▸ Your objective: Exactly repeat the material, dropping only the pictures.
──────── Data for the task ────────
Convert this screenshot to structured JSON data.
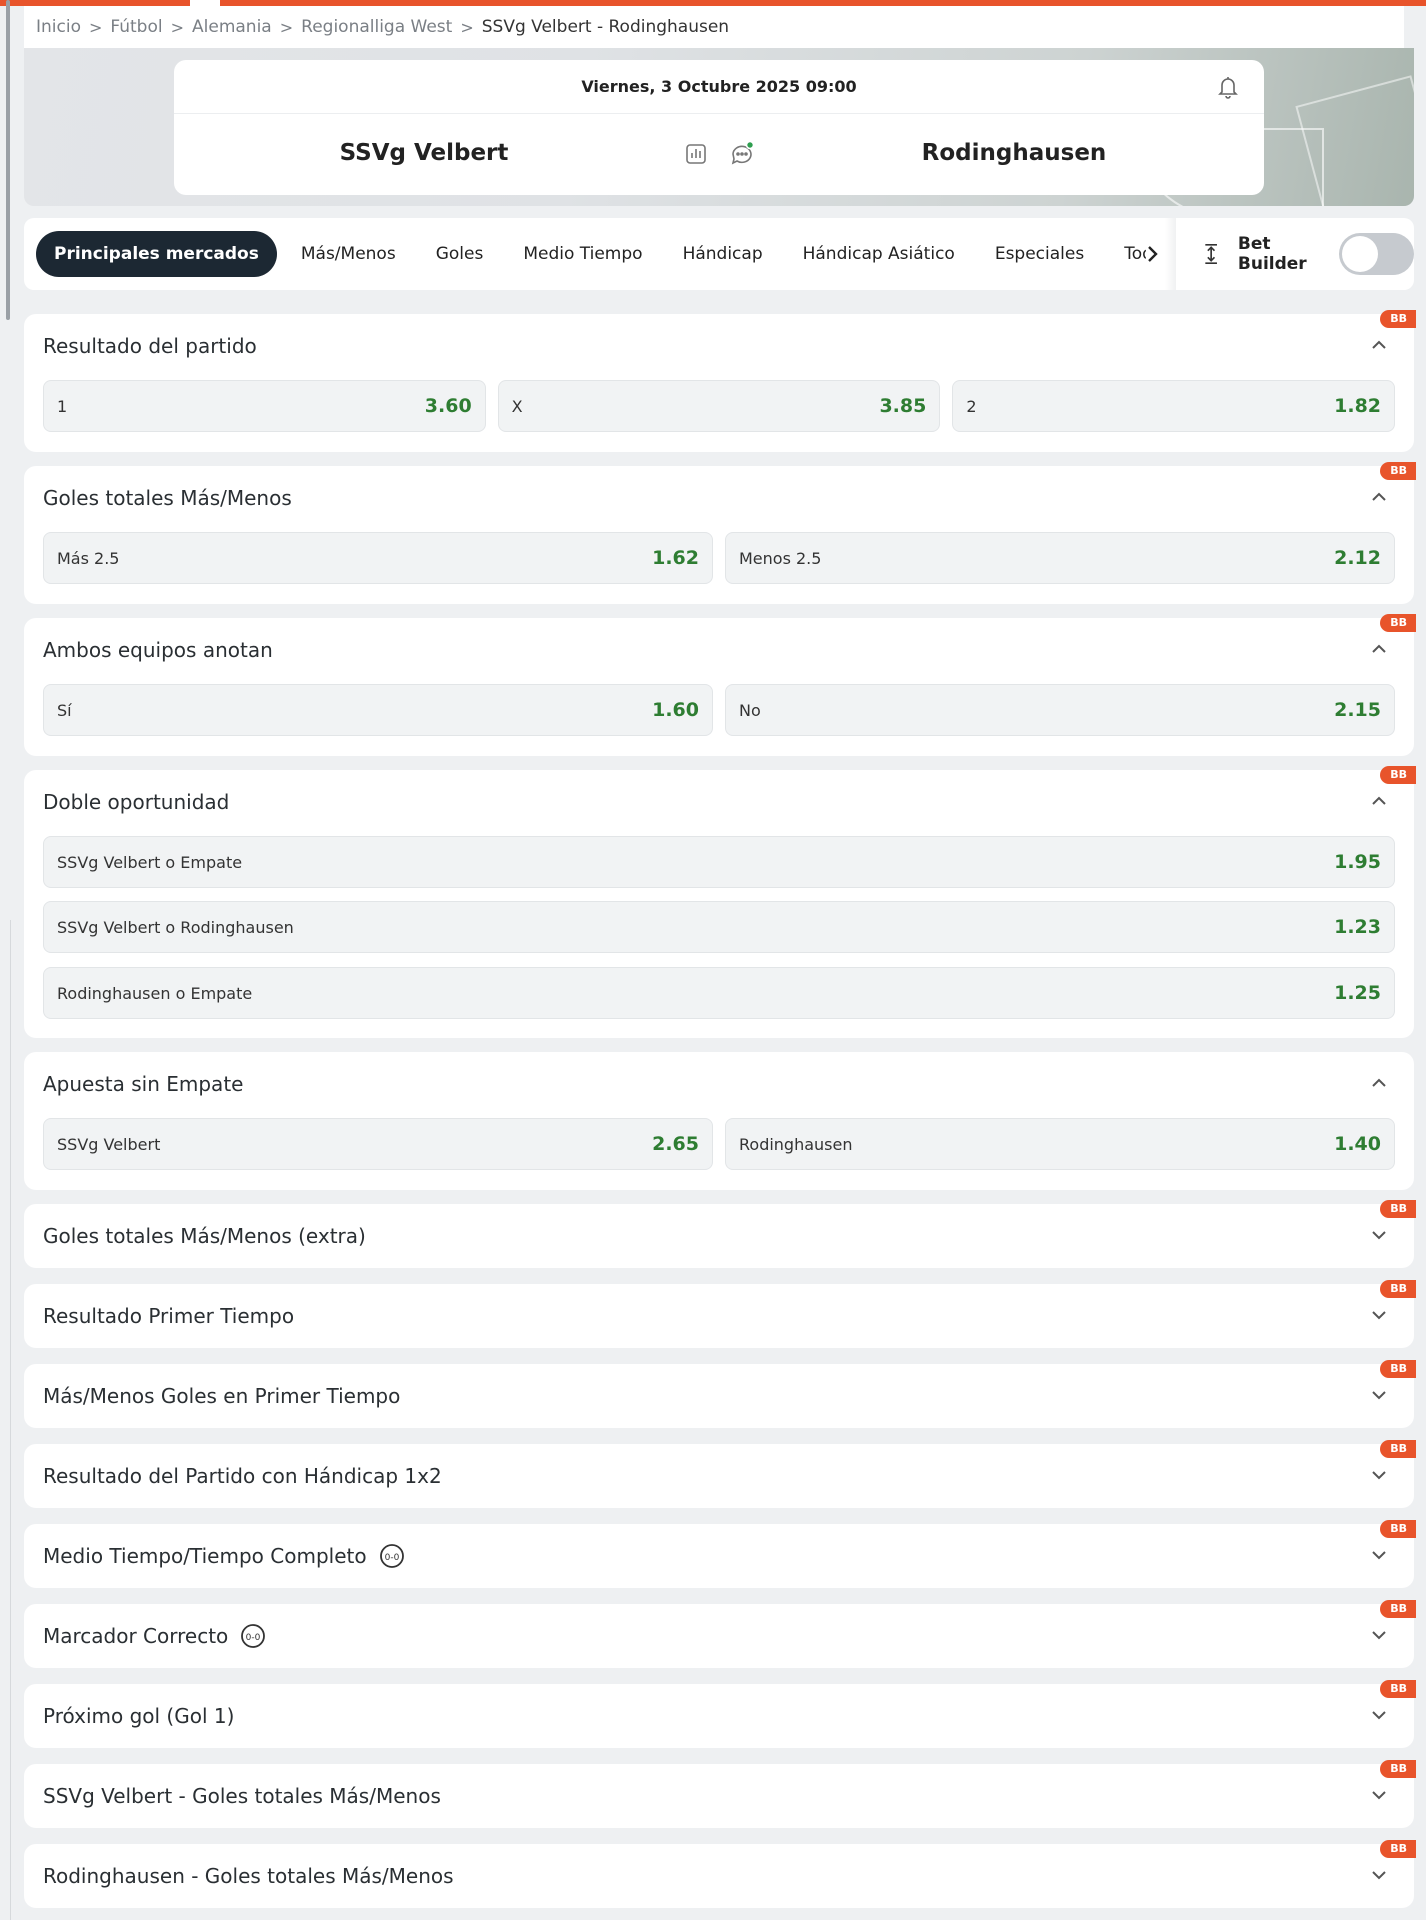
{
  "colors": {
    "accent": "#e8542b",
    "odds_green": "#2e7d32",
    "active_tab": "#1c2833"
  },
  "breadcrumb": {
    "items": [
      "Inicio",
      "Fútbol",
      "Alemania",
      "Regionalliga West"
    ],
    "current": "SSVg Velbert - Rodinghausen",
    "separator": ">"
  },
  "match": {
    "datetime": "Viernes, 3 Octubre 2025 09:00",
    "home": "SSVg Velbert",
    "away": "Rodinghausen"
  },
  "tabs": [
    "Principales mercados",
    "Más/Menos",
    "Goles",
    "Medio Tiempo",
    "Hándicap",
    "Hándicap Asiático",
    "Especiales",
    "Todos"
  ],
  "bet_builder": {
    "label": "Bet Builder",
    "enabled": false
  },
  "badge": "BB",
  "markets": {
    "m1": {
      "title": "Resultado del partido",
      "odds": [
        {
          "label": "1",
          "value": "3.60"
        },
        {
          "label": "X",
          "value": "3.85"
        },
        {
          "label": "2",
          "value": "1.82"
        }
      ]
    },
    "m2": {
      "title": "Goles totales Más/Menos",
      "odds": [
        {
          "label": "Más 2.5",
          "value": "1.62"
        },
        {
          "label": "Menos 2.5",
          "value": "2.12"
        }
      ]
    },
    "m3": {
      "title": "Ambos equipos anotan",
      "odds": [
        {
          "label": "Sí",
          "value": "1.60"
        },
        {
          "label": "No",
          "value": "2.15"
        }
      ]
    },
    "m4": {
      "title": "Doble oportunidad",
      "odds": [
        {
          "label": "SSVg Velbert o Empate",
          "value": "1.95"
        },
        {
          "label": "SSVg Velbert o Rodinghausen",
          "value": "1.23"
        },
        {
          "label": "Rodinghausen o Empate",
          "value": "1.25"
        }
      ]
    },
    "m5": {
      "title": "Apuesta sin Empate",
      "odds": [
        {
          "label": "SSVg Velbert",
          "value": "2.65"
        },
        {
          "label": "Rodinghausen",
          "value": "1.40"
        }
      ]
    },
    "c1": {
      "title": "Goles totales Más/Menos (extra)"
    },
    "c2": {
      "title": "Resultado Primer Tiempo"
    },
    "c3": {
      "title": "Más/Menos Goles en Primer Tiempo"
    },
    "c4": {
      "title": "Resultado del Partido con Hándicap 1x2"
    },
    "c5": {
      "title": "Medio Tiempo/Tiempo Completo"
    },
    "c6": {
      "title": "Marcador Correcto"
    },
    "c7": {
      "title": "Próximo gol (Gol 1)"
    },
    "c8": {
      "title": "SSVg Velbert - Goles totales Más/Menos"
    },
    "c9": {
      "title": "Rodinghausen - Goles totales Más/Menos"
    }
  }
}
────────
▸ Full solution:
Convert this screenshot to structured JSON data.
{
  "colors": {
    "accent": "#e8542b",
    "odds_green": "#2e7d32",
    "active_tab": "#1c2833"
  },
  "breadcrumb": {
    "items": [
      "Inicio",
      "Fútbol",
      "Alemania",
      "Regionalliga West"
    ],
    "current": "SSVg Velbert - Rodinghausen",
    "separator": ">"
  },
  "match": {
    "datetime": "Viernes, 3 Octubre 2025 09:00",
    "home": "SSVg Velbert",
    "away": "Rodinghausen"
  },
  "tabs": [
    "Principales mercados",
    "Más/Menos",
    "Goles",
    "Medio Tiempo",
    "Hándicap",
    "Hándicap Asiático",
    "Especiales",
    "Todos"
  ],
  "bet_builder": {
    "label": "Bet Builder",
    "enabled": false
  },
  "badge": "BB",
  "markets": {
    "m1": {
      "title": "Resultado del partido",
      "odds": [
        {
          "label": "1",
          "value": "3.60"
        },
        {
          "label": "X",
          "value": "3.85"
        },
        {
          "label": "2",
          "value": "1.82"
        }
      ]
    },
    "m2": {
      "title": "Goles totales Más/Menos",
      "odds": [
        {
          "label": "Más 2.5",
          "value": "1.62"
        },
        {
          "label": "Menos 2.5",
          "value": "2.12"
        }
      ]
    },
    "m3": {
      "title": "Ambos equipos anotan",
      "odds": [
        {
          "label": "Sí",
          "value": "1.60"
        },
        {
          "label": "No",
          "value": "2.15"
        }
      ]
    },
    "m4": {
      "title": "Doble oportunidad",
      "odds": [
        {
          "label": "SSVg Velbert o Empate",
          "value": "1.95"
        },
        {
          "label": "SSVg Velbert o Rodinghausen",
          "value": "1.23"
        },
        {
          "label": "Rodinghausen o Empate",
          "value": "1.25"
        }
      ]
    },
    "m5": {
      "title": "Apuesta sin Empate",
      "odds": [
        {
          "label": "SSVg Velbert",
          "value": "2.65"
        },
        {
          "label": "Rodinghausen",
          "value": "1.40"
        }
      ]
    },
    "c1": {
      "title": "Goles totales Más/Menos (extra)"
    },
    "c2": {
      "title": "Resultado Primer Tiempo"
    },
    "c3": {
      "title": "Más/Menos Goles en Primer Tiempo"
    },
    "c4": {
      "title": "Resultado del Partido con Hándicap 1x2"
    },
    "c5": {
      "title": "Medio Tiempo/Tiempo Completo"
    },
    "c6": {
      "title": "Marcador Correcto"
    },
    "c7": {
      "title": "Próximo gol (Gol 1)"
    },
    "c8": {
      "title": "SSVg Velbert - Goles totales Más/Menos"
    },
    "c9": {
      "title": "Rodinghausen - Goles totales Más/Menos"
    }
  }
}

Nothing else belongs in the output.